An exact copy of every record, with no pictures, please.

——————————

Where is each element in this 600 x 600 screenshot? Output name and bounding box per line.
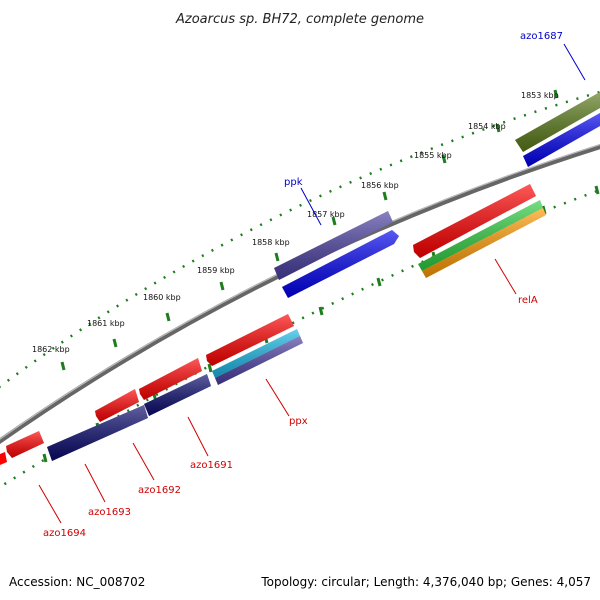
gene-labels: azo1687 ppk relA ppx azo1691 azo1692 azo… [43, 31, 563, 539]
topology-text: Topology: circular; Length: 4,376,040 bp… [260, 575, 591, 589]
gene-label-azo1692[interactable]: azo1692 [138, 485, 181, 496]
major-tick [331, 216, 337, 226]
kbp-label: 1856 kbp [361, 181, 399, 190]
major-tick [165, 312, 171, 322]
gene-label-azo1691[interactable]: azo1691 [190, 460, 233, 471]
gene-label-azo1693[interactable]: azo1693 [88, 507, 131, 518]
kbp-label: 1855 kbp [414, 151, 452, 160]
gene-label-azo1694[interactable]: azo1694 [43, 528, 86, 539]
outer-tick-ring [0, 89, 600, 389]
gene-label-relA[interactable]: relA [518, 295, 538, 306]
kbp-label: 1861 kbp [87, 319, 125, 328]
kbp-label: 1857 kbp [307, 210, 345, 219]
major-tick [42, 453, 48, 463]
major-tick [376, 277, 382, 287]
map-title: Azoarcus sp. BH72, complete genome [175, 12, 424, 27]
major-tick [60, 361, 66, 371]
gene-label-ppx[interactable]: ppx [289, 416, 308, 427]
major-tick [112, 338, 118, 348]
kbp-label: 1860 kbp [143, 293, 181, 302]
gene-label-azo1687[interactable]: azo1687 [520, 31, 563, 42]
major-tick [441, 154, 447, 164]
kbp-label: 1858 kbp [252, 238, 290, 247]
major-tick [553, 89, 559, 99]
kbp-label: 1854 kbp [468, 122, 506, 131]
genome-backbone [0, 143, 600, 445]
kbp-scale-labels: 1853 kbp 1854 kbp 1855 kbp 1856 kbp 1857… [32, 91, 559, 354]
kbp-label: 1853 kbp [521, 91, 559, 100]
major-tick [594, 185, 600, 195]
accession-text: Accession: NC_008702 [9, 575, 145, 589]
major-tick [207, 363, 213, 373]
kbp-label: 1859 kbp [197, 266, 235, 275]
kbp-label: 1862 kbp [32, 345, 70, 354]
major-tick [219, 281, 225, 291]
major-tick [274, 252, 280, 262]
gene-azo1694[interactable] [0, 452, 7, 465]
major-tick [318, 306, 324, 316]
major-tick [495, 123, 501, 133]
label-leaders [38, 43, 586, 524]
gene-label-ppk[interactable]: ppk [284, 177, 303, 188]
gene-features [0, 92, 600, 465]
major-tick [382, 191, 388, 201]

——————————

Task output:
Where is each element in this 600 x 600 screenshot? Output name and bounding box per line.
gene-labels: azo1687 ppk relA ppx azo1691 azo1692 azo… [43, 31, 563, 539]
topology-text: Topology: circular; Length: 4,376,040 bp… [260, 575, 591, 589]
gene-label-azo1692[interactable]: azo1692 [138, 485, 181, 496]
major-tick [331, 216, 337, 226]
kbp-label: 1856 kbp [361, 181, 399, 190]
major-tick [165, 312, 171, 322]
gene-label-azo1691[interactable]: azo1691 [190, 460, 233, 471]
gene-label-azo1693[interactable]: azo1693 [88, 507, 131, 518]
kbp-label: 1855 kbp [414, 151, 452, 160]
gene-label-azo1694[interactable]: azo1694 [43, 528, 86, 539]
outer-tick-ring [0, 89, 600, 389]
gene-label-relA[interactable]: relA [518, 295, 538, 306]
kbp-label: 1861 kbp [87, 319, 125, 328]
kbp-label: 1857 kbp [307, 210, 345, 219]
major-tick [42, 453, 48, 463]
major-tick [376, 277, 382, 287]
map-title: Azoarcus sp. BH72, complete genome [175, 12, 424, 27]
major-tick [60, 361, 66, 371]
gene-label-ppx[interactable]: ppx [289, 416, 308, 427]
major-tick [112, 338, 118, 348]
kbp-label: 1860 kbp [143, 293, 181, 302]
gene-label-azo1687[interactable]: azo1687 [520, 31, 563, 42]
major-tick [441, 154, 447, 164]
kbp-label: 1858 kbp [252, 238, 290, 247]
major-tick [553, 89, 559, 99]
kbp-label: 1854 kbp [468, 122, 506, 131]
genome-backbone [0, 143, 600, 445]
kbp-scale-labels: 1853 kbp 1854 kbp 1855 kbp 1856 kbp 1857… [32, 91, 559, 354]
kbp-label: 1853 kbp [521, 91, 559, 100]
major-tick [594, 185, 600, 195]
accession-text: Accession: NC_008702 [9, 575, 145, 589]
major-tick [207, 363, 213, 373]
kbp-label: 1859 kbp [197, 266, 235, 275]
kbp-label: 1862 kbp [32, 345, 70, 354]
major-tick [219, 281, 225, 291]
major-tick [274, 252, 280, 262]
gene-azo1694[interactable] [0, 452, 7, 465]
major-tick [318, 306, 324, 316]
major-tick [495, 123, 501, 133]
label-leaders [38, 43, 586, 524]
gene-label-ppk[interactable]: ppk [284, 177, 303, 188]
gene-features [0, 92, 600, 465]
major-tick [382, 191, 388, 201]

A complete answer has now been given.